▶ _TASK PROMPT_: Using the records provided below, locate and copy each line that contains the word "Pyrocarbon".

START

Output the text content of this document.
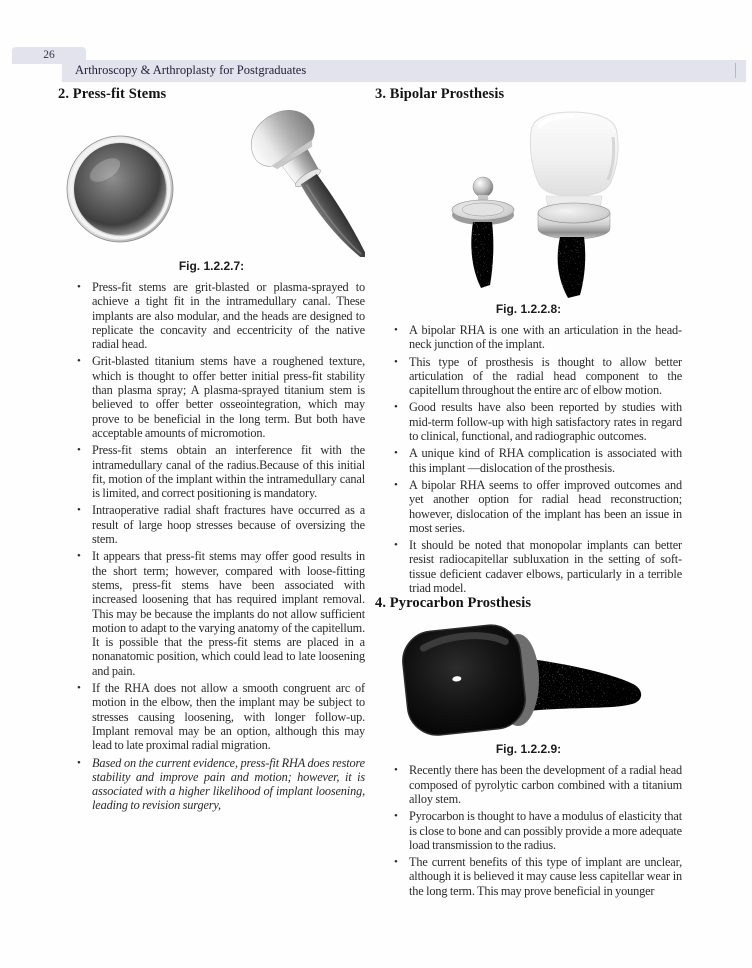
26
Arthroscopy & Arthroplasty for Postgraduates
2. Press-fit Stems
Fig. 1.2.2.7:
• Press-fit stems are grit-blasted or plasma-sprayed to achieve a tight fit in the intramedullary canal. These implants are also modular, and the heads are designed to replicate the concavity and eccentricity of the native radial head.
• Grit-blasted titanium stems have a roughened texture, which is thought to offer better initial press-fit stability than plasma spray; A plasma-sprayed titanium stem is believed to offer better osseointegration, which may prove to be beneficial in the long term. But both have acceptable amounts of micromotion.
• Press-fit stems obtain an interference fit with the intramedullary canal of the radius.Because of this initial fit, motion of the implant within the intramedullary canal is limited, and correct positioning is mandatory.
• Intraoperative radial shaft fractures have occurred as a result of large hoop stresses because of oversizing the stem.
• It appears that press-fit stems may offer good results in the short term; however, compared with loose-fitting stems, press-fit stems have been associated with increased loosening that has required implant removal. This may be because the implants do not allow sufficient motion to adapt to the varying anatomy of the capitellum. It is possible that the press-fit stems are placed in a nonanatomic position, which could lead to late loosening and pain.
• If the RHA does not allow a smooth congruent arc of motion in the elbow, then the implant may be subject to stresses causing loosening, with longer follow-up. Implant removal may be an option, although this may lead to late proximal radial migration.
• Based on the current evidence, press-fit RHA does restore stability and improve pain and motion; however, it is associated with a higher likelihood of implant loosening, leading to revision surgery,
3. Bipolar Prosthesis
Fig. 1.2.2.8:
• A bipolar RHA is one with an articulation in the head-neck junction of the implant.
• This type of prosthesis is thought to allow better articulation of the radial head component to the capitellum throughout the entire arc of elbow motion.
• Good results have also been reported by studies with mid-term follow-up with high satisfactory rates in regard to clinical, functional, and radiographic outcomes.
• A unique kind of RHA complication is associated with this implant —dislocation of the prosthesis.
• A bipolar RHA seems to offer improved outcomes and yet another option for radial head reconstruction; however, dislocation of the implant has been an issue in most series.
• It should be noted that monopolar implants can better resist radiocapitellar subluxation in the setting of soft-tissue deficient cadaver elbows, particularly in a terrible triad model.
4. Pyrocarbon Prosthesis
Fig. 1.2.2.9:
• Recently there has been the development of a radial head composed of pyrolytic carbon combined with a titanium alloy stem.
• Pyrocarbon is thought to have a modulus of elasticity that is close to bone and can possibly provide a more adequate load transmission to the radius.
• The current benefits of this type of implant are unclear, although it is believed it may cause less capitellar wear in the long term. This may prove beneficial in younger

END

▶ _COMPLETED EXERCISE_:
4. Pyrocarbon Prosthesis
• Pyrocarbon is thought to have a modulus of elasticity that is close to bone and can possibly provide a more adequate load transmission to the radius.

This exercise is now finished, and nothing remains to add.